Search the entries below. Return every line that has "کتاب" in it.

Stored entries
------------------------------

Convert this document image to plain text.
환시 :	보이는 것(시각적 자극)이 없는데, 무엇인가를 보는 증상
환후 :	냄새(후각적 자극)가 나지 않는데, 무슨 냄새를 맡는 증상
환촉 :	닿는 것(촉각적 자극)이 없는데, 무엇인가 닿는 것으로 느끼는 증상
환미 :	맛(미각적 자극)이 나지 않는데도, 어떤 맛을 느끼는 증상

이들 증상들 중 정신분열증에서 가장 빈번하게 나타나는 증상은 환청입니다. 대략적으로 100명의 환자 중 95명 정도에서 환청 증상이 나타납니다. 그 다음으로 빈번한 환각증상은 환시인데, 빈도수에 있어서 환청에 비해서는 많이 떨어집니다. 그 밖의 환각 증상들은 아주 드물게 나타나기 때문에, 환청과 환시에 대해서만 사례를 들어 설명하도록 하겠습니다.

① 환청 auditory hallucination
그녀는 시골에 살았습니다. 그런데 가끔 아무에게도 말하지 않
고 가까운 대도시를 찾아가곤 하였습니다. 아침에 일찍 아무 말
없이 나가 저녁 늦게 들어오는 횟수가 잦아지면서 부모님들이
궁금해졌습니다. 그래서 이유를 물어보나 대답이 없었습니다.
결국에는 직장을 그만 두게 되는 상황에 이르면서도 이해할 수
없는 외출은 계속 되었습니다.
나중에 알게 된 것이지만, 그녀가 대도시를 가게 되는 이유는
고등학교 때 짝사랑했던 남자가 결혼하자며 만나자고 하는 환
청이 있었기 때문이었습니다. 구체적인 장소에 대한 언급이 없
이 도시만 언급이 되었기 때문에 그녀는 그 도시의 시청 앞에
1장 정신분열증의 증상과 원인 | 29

------------------------------

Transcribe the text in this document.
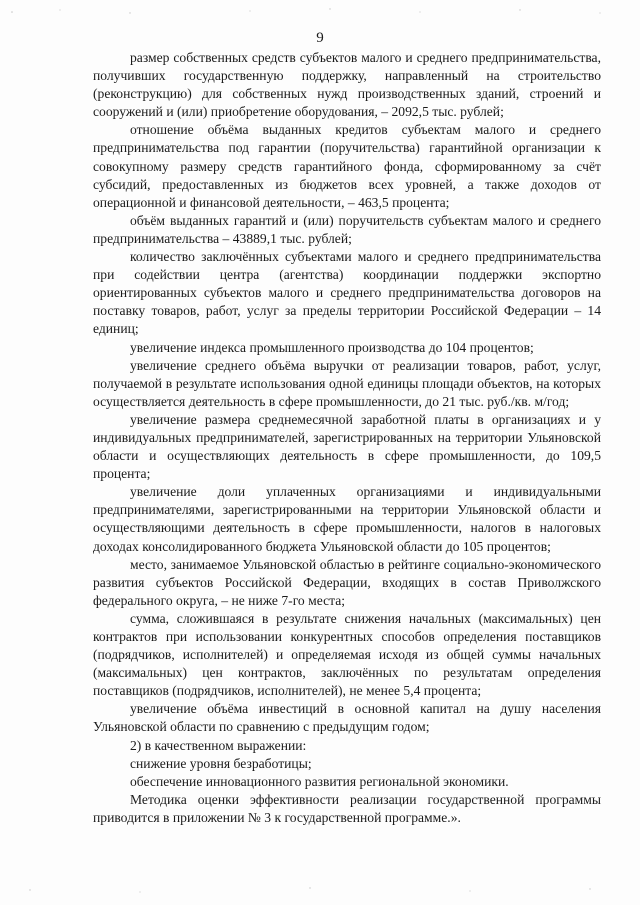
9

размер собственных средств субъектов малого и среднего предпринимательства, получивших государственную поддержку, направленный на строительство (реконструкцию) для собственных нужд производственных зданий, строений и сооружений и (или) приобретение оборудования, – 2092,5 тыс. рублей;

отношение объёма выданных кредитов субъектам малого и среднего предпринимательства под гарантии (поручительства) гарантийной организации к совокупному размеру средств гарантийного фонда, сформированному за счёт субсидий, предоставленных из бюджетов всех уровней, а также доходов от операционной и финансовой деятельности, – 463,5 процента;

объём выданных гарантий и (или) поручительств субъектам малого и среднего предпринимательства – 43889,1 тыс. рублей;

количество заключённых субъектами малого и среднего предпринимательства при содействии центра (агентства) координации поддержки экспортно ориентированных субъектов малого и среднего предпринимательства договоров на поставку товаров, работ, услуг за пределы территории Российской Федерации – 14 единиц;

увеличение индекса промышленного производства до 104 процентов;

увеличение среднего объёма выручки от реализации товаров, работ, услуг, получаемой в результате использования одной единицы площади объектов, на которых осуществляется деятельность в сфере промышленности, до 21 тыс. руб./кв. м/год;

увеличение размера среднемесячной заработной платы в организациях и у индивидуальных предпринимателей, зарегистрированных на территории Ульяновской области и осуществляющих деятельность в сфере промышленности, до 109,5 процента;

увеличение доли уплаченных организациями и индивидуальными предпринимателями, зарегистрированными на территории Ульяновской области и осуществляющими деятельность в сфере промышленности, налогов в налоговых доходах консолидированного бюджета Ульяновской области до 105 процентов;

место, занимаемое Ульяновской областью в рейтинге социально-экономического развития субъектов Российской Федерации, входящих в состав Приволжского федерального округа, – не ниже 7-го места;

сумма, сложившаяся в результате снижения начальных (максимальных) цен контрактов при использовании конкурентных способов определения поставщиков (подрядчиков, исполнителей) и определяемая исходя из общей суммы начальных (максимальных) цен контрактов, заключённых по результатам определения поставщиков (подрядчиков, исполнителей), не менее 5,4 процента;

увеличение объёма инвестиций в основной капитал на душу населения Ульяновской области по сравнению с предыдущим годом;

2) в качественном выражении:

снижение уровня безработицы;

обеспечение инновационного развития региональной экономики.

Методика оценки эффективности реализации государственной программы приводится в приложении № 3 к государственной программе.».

------------------------------

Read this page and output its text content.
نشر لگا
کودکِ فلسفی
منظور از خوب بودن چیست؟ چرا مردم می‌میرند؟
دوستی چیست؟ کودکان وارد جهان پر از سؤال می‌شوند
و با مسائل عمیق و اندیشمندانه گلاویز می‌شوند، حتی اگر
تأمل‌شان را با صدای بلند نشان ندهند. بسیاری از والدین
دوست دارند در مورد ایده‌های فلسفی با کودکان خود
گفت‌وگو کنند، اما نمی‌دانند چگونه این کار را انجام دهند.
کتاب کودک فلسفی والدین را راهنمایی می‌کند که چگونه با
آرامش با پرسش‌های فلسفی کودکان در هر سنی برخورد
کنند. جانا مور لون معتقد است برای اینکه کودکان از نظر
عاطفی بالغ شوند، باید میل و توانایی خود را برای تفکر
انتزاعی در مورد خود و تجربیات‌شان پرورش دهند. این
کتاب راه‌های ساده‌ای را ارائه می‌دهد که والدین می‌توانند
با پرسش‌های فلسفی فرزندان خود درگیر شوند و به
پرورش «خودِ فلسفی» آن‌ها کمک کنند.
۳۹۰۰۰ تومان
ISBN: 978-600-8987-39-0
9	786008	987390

------------------------------

• _EXERCISE ANSWER_
کتاب کودک فلسفی والدین را راهنمایی می‌کند که چگونه با
کتاب راه‌های ساده‌ای را ارائه می‌دهد که والدین می‌توانند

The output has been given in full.